## Problem requirements
Count the lines in the data below that contain the string "label", treating uppercase and lowercase as distinct. Output only the resulting number.

---+---

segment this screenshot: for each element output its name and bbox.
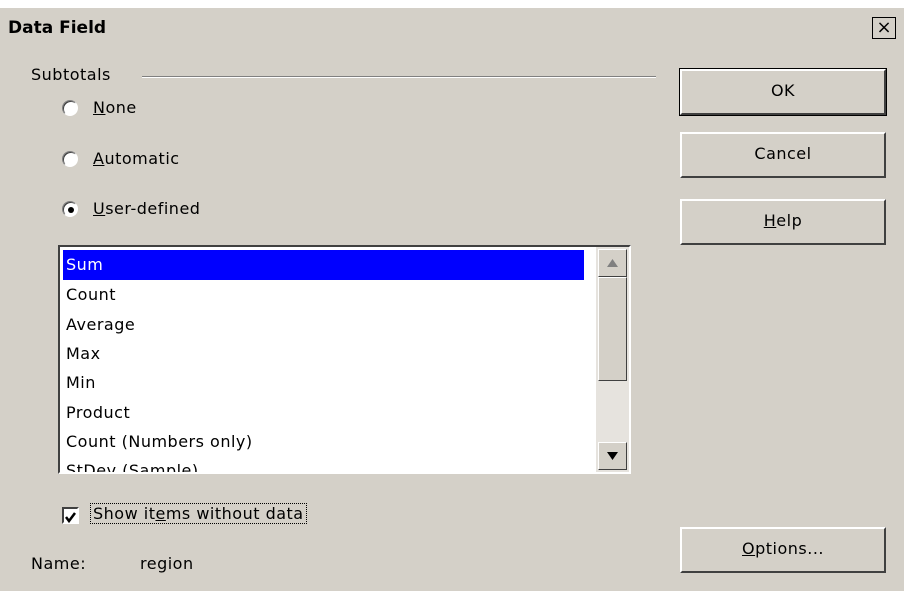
list-item[interactable]: StDev (Sample): [63, 456, 584, 472]
ok-button[interactable]: OK: [679, 68, 887, 116]
list-item[interactable]: Max: [63, 339, 584, 369]
data-field-dialog: Data Field × Subtotals None Automatic Us…: [0, 8, 904, 591]
show-items-without-data-checkbox[interactable]: Show items without data: [62, 503, 362, 529]
help-button[interactable]: Help: [680, 199, 886, 245]
radio-none-label: None: [93, 98, 137, 117]
radio-circle: [62, 151, 78, 167]
title-bar: Data Field ×: [0, 8, 904, 45]
dialog-title: Data Field: [8, 18, 107, 38]
cancel-button[interactable]: Cancel: [680, 132, 886, 178]
radio-circle: [62, 100, 78, 116]
radio-selected-dot: [68, 207, 74, 213]
list-item[interactable]: Average: [63, 310, 584, 340]
close-icon: ×: [876, 17, 892, 38]
list-item[interactable]: Count: [63, 280, 584, 310]
show-items-label: Show items without data: [90, 503, 307, 524]
scroll-thumb[interactable]: [598, 277, 627, 381]
arrow-up-icon: [607, 259, 618, 267]
list-item[interactable]: Product: [63, 398, 584, 428]
checkbox-box: [62, 507, 79, 524]
radio-user-defined-label: User-defined: [93, 199, 201, 218]
radio-circle: [62, 201, 78, 217]
group-separator: [142, 76, 656, 78]
radio-user-defined[interactable]: User-defined: [62, 199, 282, 221]
list-item[interactable]: Min: [63, 368, 584, 398]
functions-listbox[interactable]: Sum Count Average Max Min Product Count …: [58, 245, 631, 474]
options-button[interactable]: Options...: [680, 527, 886, 573]
scroll-up-button[interactable]: [598, 249, 627, 277]
subtotals-group-label: Subtotals: [31, 65, 111, 84]
arrow-down-icon: [607, 452, 618, 460]
listbox-scrollbar[interactable]: [596, 247, 629, 472]
close-button[interactable]: ×: [872, 17, 896, 39]
radio-automatic[interactable]: Automatic: [62, 149, 282, 171]
name-label: Name:: [31, 554, 87, 573]
radio-automatic-label: Automatic: [93, 149, 180, 168]
scroll-down-button[interactable]: [598, 442, 627, 470]
list-item[interactable]: Sum: [63, 250, 584, 280]
list-item[interactable]: Count (Numbers only): [63, 427, 584, 457]
name-value: region: [140, 554, 194, 573]
radio-none[interactable]: None: [62, 98, 282, 120]
checkmark-icon: [65, 512, 76, 524]
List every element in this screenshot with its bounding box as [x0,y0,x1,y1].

---+---

## The output
6